Each line of the listing that contains the word "acid" is to be copied.

Material for this task:
+++

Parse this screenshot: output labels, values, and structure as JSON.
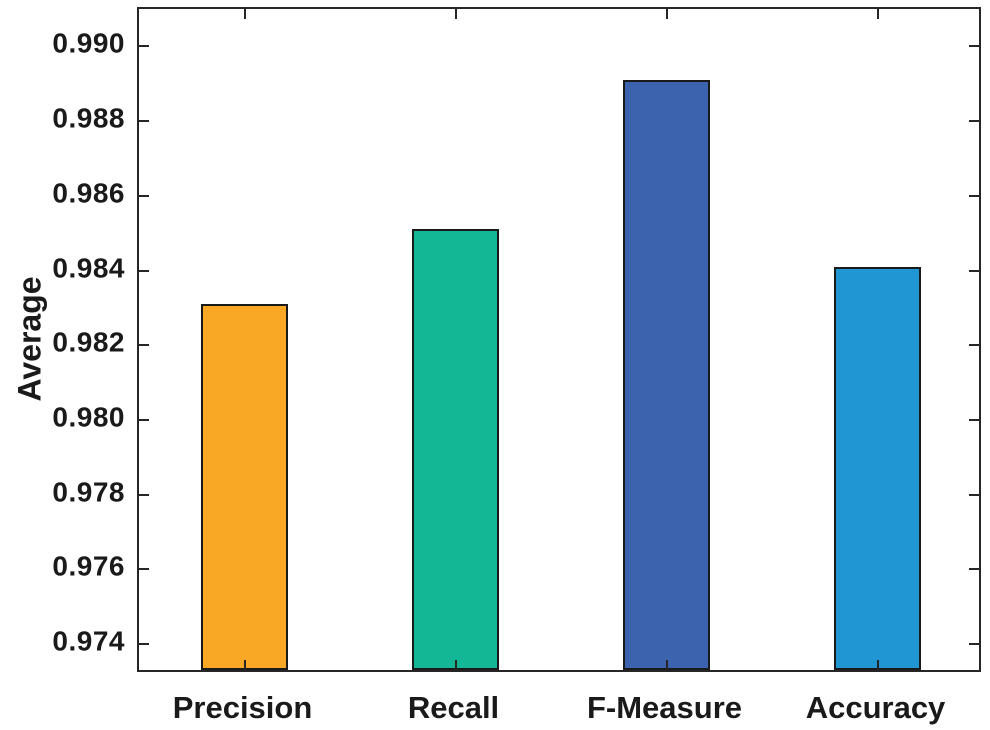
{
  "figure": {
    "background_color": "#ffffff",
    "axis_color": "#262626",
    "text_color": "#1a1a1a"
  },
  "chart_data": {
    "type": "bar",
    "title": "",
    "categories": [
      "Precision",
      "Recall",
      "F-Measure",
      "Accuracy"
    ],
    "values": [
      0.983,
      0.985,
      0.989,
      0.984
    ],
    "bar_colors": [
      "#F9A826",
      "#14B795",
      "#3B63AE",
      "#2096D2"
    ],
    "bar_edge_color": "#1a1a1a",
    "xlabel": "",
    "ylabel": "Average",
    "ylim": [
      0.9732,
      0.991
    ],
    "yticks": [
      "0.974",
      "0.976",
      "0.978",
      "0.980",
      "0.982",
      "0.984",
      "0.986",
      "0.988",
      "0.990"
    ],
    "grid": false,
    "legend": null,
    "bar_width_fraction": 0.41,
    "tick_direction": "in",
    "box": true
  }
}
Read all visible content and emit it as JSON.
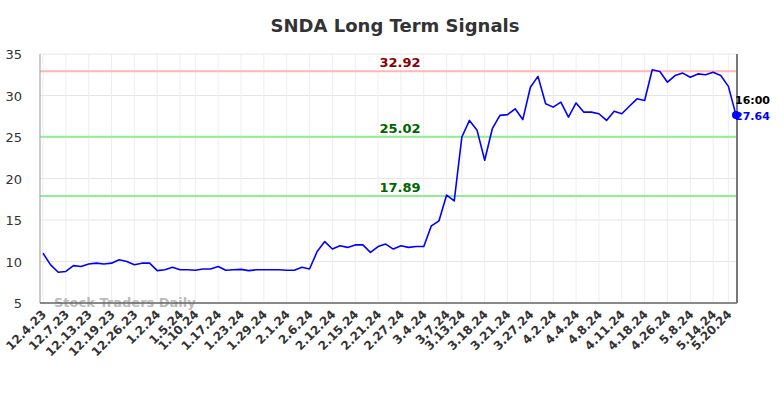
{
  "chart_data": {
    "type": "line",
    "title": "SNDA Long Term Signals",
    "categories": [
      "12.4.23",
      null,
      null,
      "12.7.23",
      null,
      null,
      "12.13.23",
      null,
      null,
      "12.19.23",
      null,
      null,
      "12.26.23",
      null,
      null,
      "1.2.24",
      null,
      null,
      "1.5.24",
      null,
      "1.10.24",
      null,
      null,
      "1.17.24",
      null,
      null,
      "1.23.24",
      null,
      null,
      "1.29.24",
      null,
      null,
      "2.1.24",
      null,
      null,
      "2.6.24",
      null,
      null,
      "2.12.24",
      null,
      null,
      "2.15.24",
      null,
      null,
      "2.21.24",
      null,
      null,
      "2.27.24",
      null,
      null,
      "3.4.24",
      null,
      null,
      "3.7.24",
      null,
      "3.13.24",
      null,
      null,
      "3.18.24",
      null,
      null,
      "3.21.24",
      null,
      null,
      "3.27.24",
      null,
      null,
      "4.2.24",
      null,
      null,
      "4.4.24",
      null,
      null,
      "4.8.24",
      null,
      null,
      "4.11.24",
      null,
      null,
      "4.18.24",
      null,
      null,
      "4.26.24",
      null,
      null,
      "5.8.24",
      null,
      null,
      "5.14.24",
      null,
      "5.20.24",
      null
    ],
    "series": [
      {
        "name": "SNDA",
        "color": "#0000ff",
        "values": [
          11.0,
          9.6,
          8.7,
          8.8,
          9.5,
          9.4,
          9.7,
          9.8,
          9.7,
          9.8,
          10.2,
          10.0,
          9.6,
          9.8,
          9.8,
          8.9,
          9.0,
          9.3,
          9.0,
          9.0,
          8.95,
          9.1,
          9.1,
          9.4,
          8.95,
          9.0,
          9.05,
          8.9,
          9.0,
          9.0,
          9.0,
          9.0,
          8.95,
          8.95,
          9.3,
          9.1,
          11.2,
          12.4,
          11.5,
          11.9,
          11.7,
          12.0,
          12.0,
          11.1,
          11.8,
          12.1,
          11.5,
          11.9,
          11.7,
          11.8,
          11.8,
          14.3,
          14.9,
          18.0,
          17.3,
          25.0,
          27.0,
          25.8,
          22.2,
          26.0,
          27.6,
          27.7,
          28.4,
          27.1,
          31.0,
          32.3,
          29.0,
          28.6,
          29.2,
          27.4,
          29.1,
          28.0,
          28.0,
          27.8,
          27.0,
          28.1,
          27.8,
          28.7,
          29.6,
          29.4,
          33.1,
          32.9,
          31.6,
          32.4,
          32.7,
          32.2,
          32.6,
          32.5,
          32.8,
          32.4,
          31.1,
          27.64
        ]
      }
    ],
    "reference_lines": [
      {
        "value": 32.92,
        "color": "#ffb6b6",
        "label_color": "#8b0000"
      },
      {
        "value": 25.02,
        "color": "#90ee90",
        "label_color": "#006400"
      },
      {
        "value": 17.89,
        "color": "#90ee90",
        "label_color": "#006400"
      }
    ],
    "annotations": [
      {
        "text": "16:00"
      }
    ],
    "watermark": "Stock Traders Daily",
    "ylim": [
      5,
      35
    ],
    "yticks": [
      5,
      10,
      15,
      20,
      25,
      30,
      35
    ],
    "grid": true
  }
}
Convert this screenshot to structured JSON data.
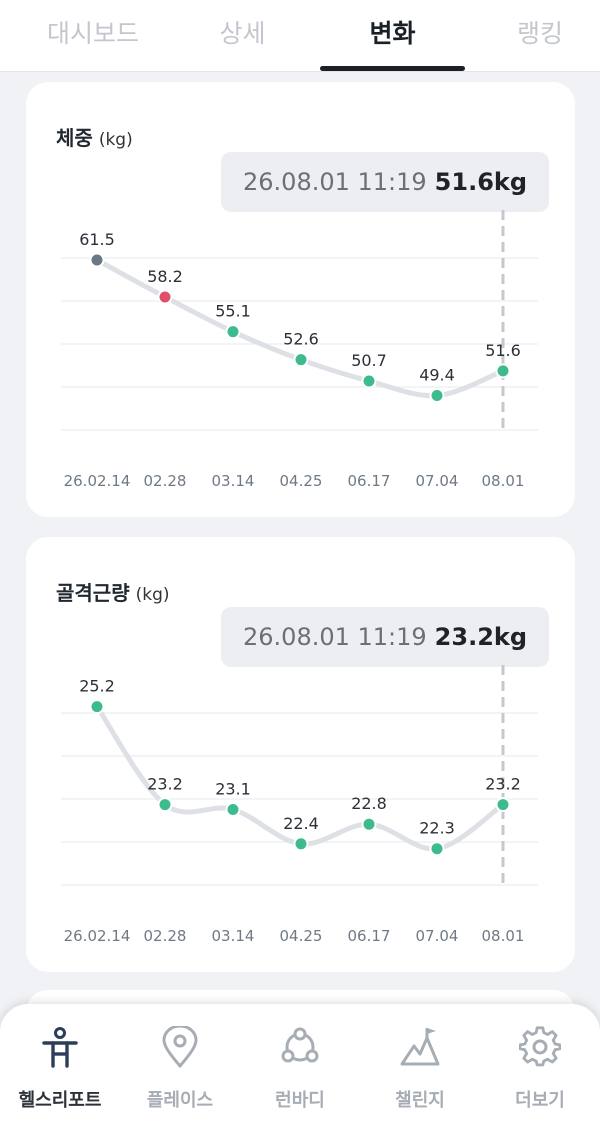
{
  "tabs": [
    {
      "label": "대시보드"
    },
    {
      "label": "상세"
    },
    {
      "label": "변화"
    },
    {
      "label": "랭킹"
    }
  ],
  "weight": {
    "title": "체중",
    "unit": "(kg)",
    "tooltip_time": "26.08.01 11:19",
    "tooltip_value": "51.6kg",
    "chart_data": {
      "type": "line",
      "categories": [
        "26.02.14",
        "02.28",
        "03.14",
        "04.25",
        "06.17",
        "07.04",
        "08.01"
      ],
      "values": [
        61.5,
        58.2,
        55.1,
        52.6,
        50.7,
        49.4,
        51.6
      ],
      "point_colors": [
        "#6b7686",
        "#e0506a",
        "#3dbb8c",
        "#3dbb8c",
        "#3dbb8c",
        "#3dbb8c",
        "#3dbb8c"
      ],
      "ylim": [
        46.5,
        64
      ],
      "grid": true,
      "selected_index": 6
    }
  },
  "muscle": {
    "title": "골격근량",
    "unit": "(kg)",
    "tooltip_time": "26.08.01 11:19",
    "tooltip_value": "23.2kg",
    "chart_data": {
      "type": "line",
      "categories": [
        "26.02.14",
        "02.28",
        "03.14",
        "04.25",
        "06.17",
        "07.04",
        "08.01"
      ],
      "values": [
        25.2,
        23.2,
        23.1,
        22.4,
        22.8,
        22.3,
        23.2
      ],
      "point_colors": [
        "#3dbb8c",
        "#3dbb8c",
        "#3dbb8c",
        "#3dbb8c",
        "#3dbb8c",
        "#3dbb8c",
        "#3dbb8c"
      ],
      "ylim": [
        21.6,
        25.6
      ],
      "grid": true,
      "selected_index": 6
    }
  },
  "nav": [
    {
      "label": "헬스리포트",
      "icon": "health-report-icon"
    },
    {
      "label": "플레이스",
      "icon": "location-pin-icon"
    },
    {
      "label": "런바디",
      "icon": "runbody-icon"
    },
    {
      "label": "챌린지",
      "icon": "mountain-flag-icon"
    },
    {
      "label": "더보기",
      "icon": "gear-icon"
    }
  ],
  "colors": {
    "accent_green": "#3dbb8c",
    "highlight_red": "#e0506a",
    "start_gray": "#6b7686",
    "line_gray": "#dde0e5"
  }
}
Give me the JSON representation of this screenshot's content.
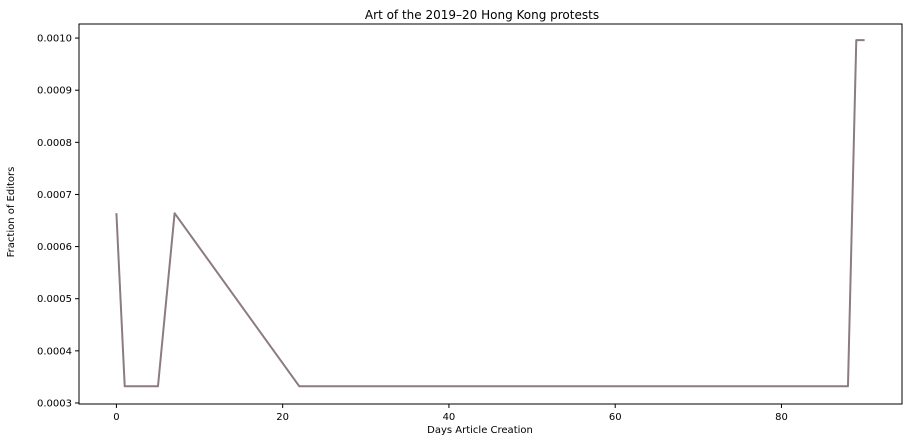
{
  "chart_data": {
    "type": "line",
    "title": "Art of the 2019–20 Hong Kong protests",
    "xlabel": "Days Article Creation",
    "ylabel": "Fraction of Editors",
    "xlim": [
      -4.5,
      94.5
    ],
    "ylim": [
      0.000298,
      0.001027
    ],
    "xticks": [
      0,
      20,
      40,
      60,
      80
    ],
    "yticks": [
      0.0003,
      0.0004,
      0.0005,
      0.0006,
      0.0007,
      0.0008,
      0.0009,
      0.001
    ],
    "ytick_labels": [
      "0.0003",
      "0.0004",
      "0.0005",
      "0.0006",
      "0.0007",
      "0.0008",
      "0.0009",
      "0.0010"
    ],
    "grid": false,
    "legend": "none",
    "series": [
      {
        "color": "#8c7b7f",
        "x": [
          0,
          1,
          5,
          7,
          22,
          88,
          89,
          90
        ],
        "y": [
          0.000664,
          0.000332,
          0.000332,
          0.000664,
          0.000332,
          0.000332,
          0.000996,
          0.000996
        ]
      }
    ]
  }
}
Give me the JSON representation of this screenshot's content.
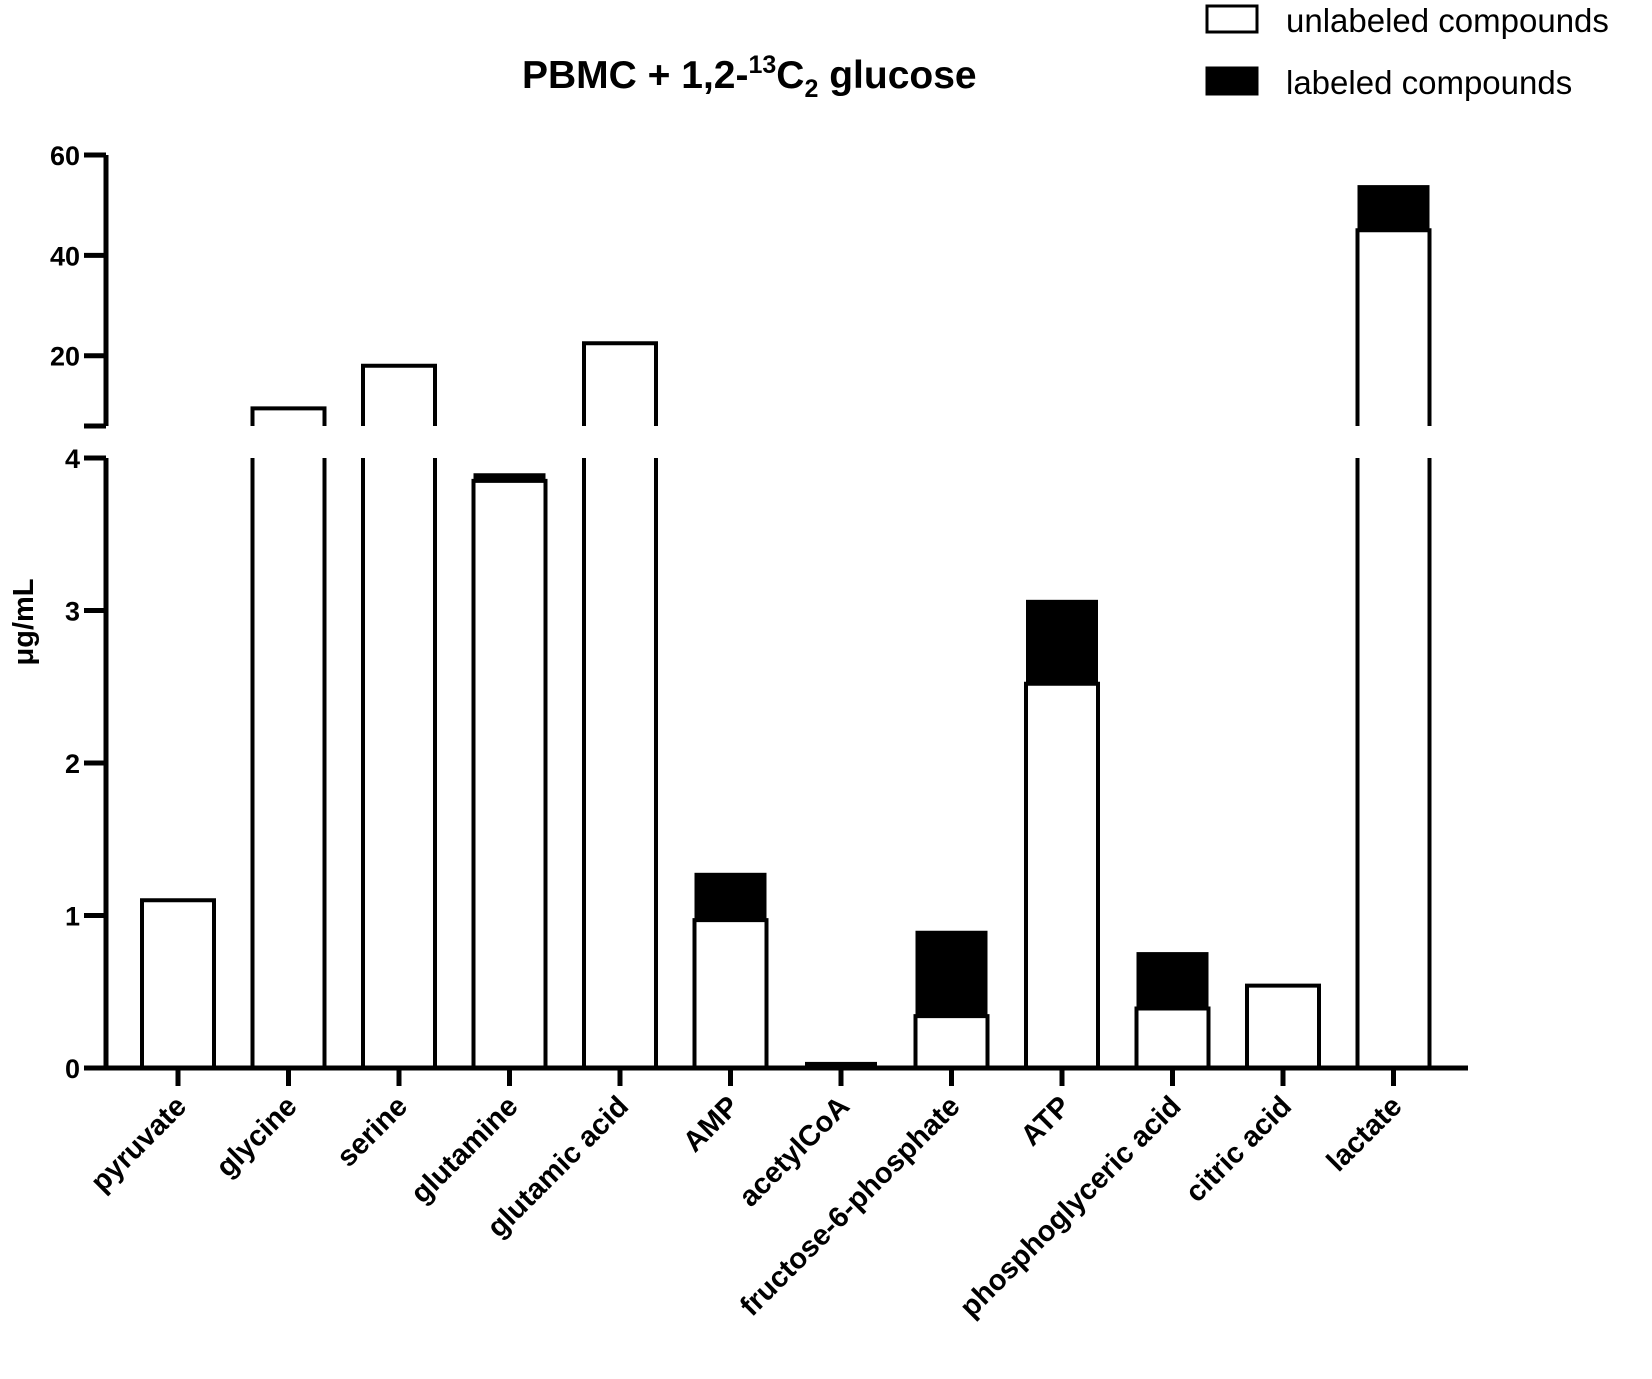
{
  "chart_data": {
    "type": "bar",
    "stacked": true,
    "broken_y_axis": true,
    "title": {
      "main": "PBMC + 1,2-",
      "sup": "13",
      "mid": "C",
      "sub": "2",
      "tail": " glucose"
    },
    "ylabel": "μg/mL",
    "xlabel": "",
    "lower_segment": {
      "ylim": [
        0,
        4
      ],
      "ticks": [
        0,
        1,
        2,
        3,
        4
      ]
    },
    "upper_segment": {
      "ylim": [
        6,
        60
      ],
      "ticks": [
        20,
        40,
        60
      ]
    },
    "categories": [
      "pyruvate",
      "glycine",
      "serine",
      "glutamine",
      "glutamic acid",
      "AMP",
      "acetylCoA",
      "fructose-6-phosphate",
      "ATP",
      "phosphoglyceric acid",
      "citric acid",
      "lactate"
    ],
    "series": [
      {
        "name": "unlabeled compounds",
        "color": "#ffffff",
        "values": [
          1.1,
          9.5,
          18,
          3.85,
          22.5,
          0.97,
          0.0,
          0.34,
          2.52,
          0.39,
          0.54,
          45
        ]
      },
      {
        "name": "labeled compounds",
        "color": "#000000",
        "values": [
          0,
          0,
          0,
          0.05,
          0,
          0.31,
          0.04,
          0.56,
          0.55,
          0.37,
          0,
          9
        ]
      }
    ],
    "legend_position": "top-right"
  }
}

+++

Answer to the task:
      "glutamic acid",
      "phosphoglyceric acid",
      "citric acid",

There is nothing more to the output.